» **EXERCISE DESCRIPTION**:
Write the material out again exactly as it stands.
* start TASK DATA *
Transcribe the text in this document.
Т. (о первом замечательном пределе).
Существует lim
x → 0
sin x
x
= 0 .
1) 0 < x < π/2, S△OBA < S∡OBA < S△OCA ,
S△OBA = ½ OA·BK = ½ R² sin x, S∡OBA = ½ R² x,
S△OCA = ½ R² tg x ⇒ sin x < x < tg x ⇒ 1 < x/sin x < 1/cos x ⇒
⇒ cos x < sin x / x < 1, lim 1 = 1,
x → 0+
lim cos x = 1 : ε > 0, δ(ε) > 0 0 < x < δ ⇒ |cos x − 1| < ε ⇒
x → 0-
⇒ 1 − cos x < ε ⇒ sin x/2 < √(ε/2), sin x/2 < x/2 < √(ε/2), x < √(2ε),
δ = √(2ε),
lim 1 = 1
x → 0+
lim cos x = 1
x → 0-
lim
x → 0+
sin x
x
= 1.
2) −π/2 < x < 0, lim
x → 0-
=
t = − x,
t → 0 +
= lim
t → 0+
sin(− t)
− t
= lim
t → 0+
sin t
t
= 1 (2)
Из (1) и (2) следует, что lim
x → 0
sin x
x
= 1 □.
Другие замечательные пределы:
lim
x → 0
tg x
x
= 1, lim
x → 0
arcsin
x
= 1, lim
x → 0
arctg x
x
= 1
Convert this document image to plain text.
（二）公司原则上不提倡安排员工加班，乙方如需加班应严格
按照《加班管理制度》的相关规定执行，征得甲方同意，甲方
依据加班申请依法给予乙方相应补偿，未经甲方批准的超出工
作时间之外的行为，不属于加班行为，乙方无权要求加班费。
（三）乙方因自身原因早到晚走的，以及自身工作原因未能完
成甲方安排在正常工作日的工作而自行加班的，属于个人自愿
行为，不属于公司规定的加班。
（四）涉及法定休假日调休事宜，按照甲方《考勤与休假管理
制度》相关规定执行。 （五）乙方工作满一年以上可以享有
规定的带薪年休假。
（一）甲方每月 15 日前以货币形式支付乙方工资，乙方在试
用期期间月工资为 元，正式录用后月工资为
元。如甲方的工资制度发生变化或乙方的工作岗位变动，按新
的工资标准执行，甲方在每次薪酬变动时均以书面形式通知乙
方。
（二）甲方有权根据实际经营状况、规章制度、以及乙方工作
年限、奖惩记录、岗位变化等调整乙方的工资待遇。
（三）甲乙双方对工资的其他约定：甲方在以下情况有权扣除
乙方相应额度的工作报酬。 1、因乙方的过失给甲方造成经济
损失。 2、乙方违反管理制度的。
* end TASK DATA *
» **ANSWER TO THE TASK**:
Transcribe the text in this document.
Т. (о первом замечательном пределе).
Существует lim
x → 0
sin x
x
= 0 .
1) 0 < x < π/2, S△OBA < S∡OBA < S△OCA ,
S△OBA = ½ OA·BK = ½ R² sin x, S∡OBA = ½ R² x,
S△OCA = ½ R² tg x ⇒ sin x < x < tg x ⇒ 1 < x/sin x < 1/cos x ⇒
⇒ cos x < sin x / x < 1, lim 1 = 1,
x → 0+
lim cos x = 1 : ε > 0, δ(ε) > 0 0 < x < δ ⇒ |cos x − 1| < ε ⇒
x → 0-
⇒ 1 − cos x < ε ⇒ sin x/2 < √(ε/2), sin x/2 < x/2 < √(ε/2), x < √(2ε),
δ = √(2ε),
lim 1 = 1
x → 0+
lim cos x = 1
x → 0-
lim
x → 0+
sin x
x
= 1.
2) −π/2 < x < 0, lim
x → 0-
=
t = − x,
t → 0 +
= lim
t → 0+
sin(− t)
− t
= lim
t → 0+
sin t
t
= 1 (2)
Из (1) и (2) следует, что lim
x → 0
sin x
x
= 1 □.
Другие замечательные пределы:
lim
x → 0
tg x
x
= 1, lim
x → 0
arcsin
x
= 1, lim
x → 0
arctg x
x
= 1
Convert this document image to plain text.
（二）公司原则上不提倡安排员工加班，乙方如需加班应严格
按照《加班管理制度》的相关规定执行，征得甲方同意，甲方
依据加班申请依法给予乙方相应补偿，未经甲方批准的超出工
作时间之外的行为，不属于加班行为，乙方无权要求加班费。
（三）乙方因自身原因早到晚走的，以及自身工作原因未能完
成甲方安排在正常工作日的工作而自行加班的，属于个人自愿
行为，不属于公司规定的加班。
（四）涉及法定休假日调休事宜，按照甲方《考勤与休假管理
制度》相关规定执行。 （五）乙方工作满一年以上可以享有
规定的带薪年休假。
（一）甲方每月 15 日前以货币形式支付乙方工资，乙方在试
用期期间月工资为 元，正式录用后月工资为
元。如甲方的工资制度发生变化或乙方的工作岗位变动，按新
的工资标准执行，甲方在每次薪酬变动时均以书面形式通知乙
方。
（二）甲方有权根据实际经营状况、规章制度、以及乙方工作
年限、奖惩记录、岗位变化等调整乙方的工资待遇。
（三）甲乙双方对工资的其他约定：甲方在以下情况有权扣除
乙方相应额度的工作报酬。 1、因乙方的过失给甲方造成经济
损失。 2、乙方违反管理制度的。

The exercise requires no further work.